(Problem to work on) Note each line that includes the word "sera". Copy those lines.

Extracted data entries:
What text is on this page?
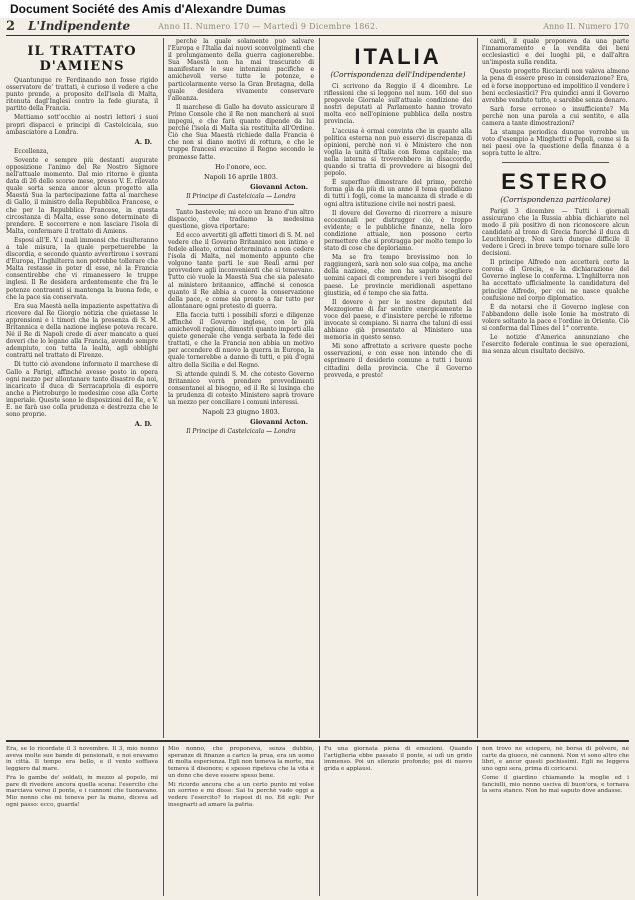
Document Société des Amis d'Alexandre Dumas
2	L'Indipendente	Anno II. Numero 170 — Martedì 9 Dicembre 1862.	Anno II. Numero 170
IL TRATTATO D'AMIENS
Quantunque re Ferdinando non fosse rigido osservatore de' trattati, è curioso il vedere a che punto prende, a proposito dell'isola di Malta, ritenuta dagl'Inglesi contro la fede giurata, il partito della Francia.
Mettiamo sott'occhio ai nostri lettori i suoi propri dispacci e principi di Castelcicala, suo ambasciatore a Londra.
A. D.
Eccellenza,
Sovente e sempre più destanti augurate opposizione l'animo del Re Nostro Signore nell'attuale momento. Dal mio ritorno è giunta data di 26 dello scorso mese, presso V. E. rilevato quale sorta senza ancor alcun progetto alla Maestà Sua la partecipazione fatta al marchese di Gallo, il ministro della Repubblica Francese, e che per la Repubblica Francese, in questa circostanza di Malta, esse sono determinate di prendere. E soccorrere e non lasciare l'isola di Malta, confermare il trattato di Amiens.
Esposi all'E. V. i mali immensi che risulteranno a tale misura, la quale perpetuerebbe la discordia, e secondo quanto avvertirono i sovrani d'Europa, l'Inghilterra non potrebbe tollerare che Malta restasse in poter di esse, né la Francia consentirebbe che vi rimanessero le truppe inglesi. Il Re desidera ardentemente che fra le potenze contraenti si mantenga la buona fede, e che la pace sia conservata.
Era sua Maestà nella impaziente aspettativa di ricevere dal Re Giorgio notizia che quietasse le apprensioni e i timori che la presenza di S. M. Britannica e della nazione inglese poteva recare. Né il Re di Napoli crede di aver mancato a quei doveri che lo legano alla Francia, avendo sempre adempiuto, con tutta la lealtà, agli obblighi contratti nel trattato di Firenze.
Di tutto ciò avendone informato il marchese di Gallo a Parigi, affinché avesse posto in opera ogni mezzo per allontanare tanto disastro da noi, incaricato il duca di Serracapriola di esporre anche a Pietroburgo le medesime cose alla Corte imperiale. Queste sono le disposizioni del Re, e V. E. ne farà uso colla prudenza e destrezza che le sono proprie.
A. D.
perchè la quale solamente può salvare l'Europa e l'Italia dai nuovi sconvolgimenti che il prolungamento della guerra cagionerebbe. Sua Maestà non ha mai trascurato di manifestare le sue intenzioni pacifiche e amichevoli verso tutte le potenze, e particolarmente verso la Gran Bretagna, della quale desidera vivamente conservare l'alleanza.
Il marchese di Gallo ha dovuto assicurare il Primo Console che il Re non mancherà ai suoi impegni, e che farà quanto dipende da lui perché l'isola di Malta sia restituita all'Ordine. Ciò che Sua Maestà richiede dalla Francia è che non si diano motivi di rottura, e che le truppe francesi evacuino il Regno secondo le promesse fatte.
Ho l'onore, ecc.
Napoli 16 aprile 1803.
Giovanni Acton.
Il Principe di Castelcicala — Londra
Tanto bastevole; mi ecco un brano d'un altro dispaccio, che tradiamo la medesima questione, giova riportare:
Ed ecco avvertiti gli affetti timori di S. M. nel vedere che il Governo Britannico non intimo e fedele alleato, ormai determinato a non cedere l'isola di Malta, nel momento appunto che volgono tante parti le sue Reali armi per provvedere agli inconvenienti che si temevano. Tutto ciò vuole la Maestà Sua che sia palesato al ministero britannico, affinché si conosca quanto il Re abbia a cuore la conservazione della pace, e come sia pronto a far tutto per allontanare ogni pretesto di guerra.
Ella faccia tutti i possibili sforzi e diligenze affinché il Governo inglese, con le più amichevoli ragioni, dimostri quanto importi alla quiete generale che venga serbata la fede dei trattati, e che la Francia non abbia un motivo per accendere di nuovo la guerra in Europa, la quale tornerebbe a danno di tutti, e più d'ogni altro della Sicilia e del Regno.
Si attende quindi S. M. che cotesto Governo Britannico vorrà prendere provvedimenti consentanei al bisogno, ed il Re si lusinga che la prudenza di cotesto Ministero saprà trovare un mezzo per conciliare i comuni interessi.
Napoli 23 giugno 1803.
Giovanni Acton.
Il Principe di Castelcicala — Londra
ITALIA
(Corrispondenza dell'Indipendente)
Ci scrivono da Reggio il 4 dicembre. Le riflessioni che si leggono nel num. 160 del suo pregevole Giornale sull'attuale condizione dei nostri deputati al Parlamento hanno trovato molta eco nell'opinione pubblica della nostra provincia.
L'accusa è ormai convinta che in quanto alla politica esterna non può esservi discrepanza di opinioni, perchè non vi è Ministero che non voglia la unità d'Italia con Roma capitale; ma nella interna si troverebbero in disaccordo, quando si tratta di provvedere ai bisogni del popolo.
È superfluo dimostrare del primo, perchè forma già da più di un anno il tema quotidiano di tutti i fogli, come la mancanza di strade e di ogni altra istituzione civile nei nostri paesi.
Il dovere del Governo di ricorrere a misure eccezionali per distrugger ciò, è troppo evidente; e le pubbliche finanze, nella loro condizione attuale, non possono certo permettere che si protragga per molto tempo lo stato di cose che deploriamo.
Ma se fra tempo brevissimo non lo raggiungerà, sarà non solo sua colpa, ma anche della nazione, che non ha saputo scegliere uomini capaci di comprendere i veri bisogni del paese. Le provincie meridionali aspettano giustizia, ed è tempo che sia fatta.
Il dovere è per le nostre deputati del Mezzogiorno di far sentire energicamente la voce del paese, e d'insistere perché le riforme invocate si compiano. Si narra che taluni di essi abbiano già presentato al Ministero una memoria in questo senso.
Mi sono affrettato a scrivere queste poche osservazioni, e con esse non intendo che di esprimere il desiderio comune a tutti i buoni cittadini della provincia. Che il Governo provveda, e presto!
cardi, il quale proponeva da una parte l'innamoramento e la vendita dei beni ecclesiastici e dei luoghi pii, e dall'altra un'imposta sulla rendita.
Questo progetto Ricciardi non valeva almeno la pena di essere preso in considerazione? Era, ed è forse inopportuno ed impolitico il vendere i beni ecclesiastici? Fra quindici anni il Governo avrebbe venduto tutto, e sarebbe senza denaro.
Sarà forse erroneo o insufficiente? Ma perchè non una parola a cui sentito, e alla camera a tante dimostrazioni?
La stampa periodica dunque vorrebbe un voto d'esempio a Minghetti e Pepoli, come si fa nei paesi ove la questione della finanza è a sopra tutte le altre.
ESTERO
(Corrispondenza particolare)
Parigi 3 dicembre — Tutti i giornali assicurano che la Russia abbia dichiarato nel modo il più positivo di non riconoscere alcun candidato al trono di Grecia fuorché il duca di Leuchtenberg. Non sarà dunque difficile il vedere i Greci in breve tempo tornare sulle loro decisioni.
Il principe Alfredo non accetterà certo la corona di Grecia, e la dichiarazione del Governo inglese lo conferma. L'Inghilterra non ha accettato ufficialmente la candidatura del principe Alfredo, per cui ne nasce qualche confusione nel corpo diplomatico.
È da notarsi che il Governo inglese con l'abbandono delle isole Ionie ha mostrato di volere soltanto la pace e l'ordine in Oriente. Ciò si conferma dal Times del 1° corrente.
Le notizie d'America annunziano che l'esercito federale continua le sue operazioni, ma senza alcun risultato decisivo.
Era, se lo ricordate il 3 novembre. Il 3, mio nonno aveva molte sue bande di pensionati, e noi eravamo in città. Il tempo era bello, e il vento soffiava leggiero dal mare.
Fra le gambe de' soldati, in mezzo al popolo, mi pare di rivedere ancora quella scena: l'esercito che marciava verso il ponte, e i cannoni che tuonavano. Mio nonno che mi teneva per la mano, diceva ad ogni passo: ecco, guarda!
Mio nonno, che proponeva, senza dubbio, speranze di finanze a carico la prua, era un uomo di molta esperienza. Egli non temeva la morte, ma temeva il disonore; e spesso ripeteva che la vita è un dono che deve essere speso bene.
Mi ricordo ancora che a un certo punto mi volse un sorriso e mi disse: Sai tu perché vado oggi a vedere l'esercito? Io risposi di no. Ed egli: Per insegnarti ad amare la patria.
Fu una giornata piena di emozioni. Quando l'artiglieria ebbe passato il ponte, si udì un grido immenso. Poi un silenzio profondo; poi di nuovo grida e applausi.
non trovo ne sciopero, nè borsa di polvere, nè carte da giuoco, nè cannoni. Non vi sono altro che libri, e ancor questi pochissimi. Egli ne leggeva uno ogni sera, prima di coricarsi.
Come il giardino chiamando la moglie ed i fanciulli, mio nonno usciva di buon'ora, e tornava la sera stanco. Non ho mai saputo dove andasse.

(The output)
non trovo ne sciopero, nè borsa di polvere, nè carte da giuoco, nè cannoni. Non vi sono altro che libri, e ancor questi pochissimi. Egli ne leggeva uno ogni sera, prima di coricarsi.
Come il giardino chiamando la moglie ed i fanciulli, mio nonno usciva di buon'ora, e tornava la sera stanco. Non ho mai saputo dove andasse.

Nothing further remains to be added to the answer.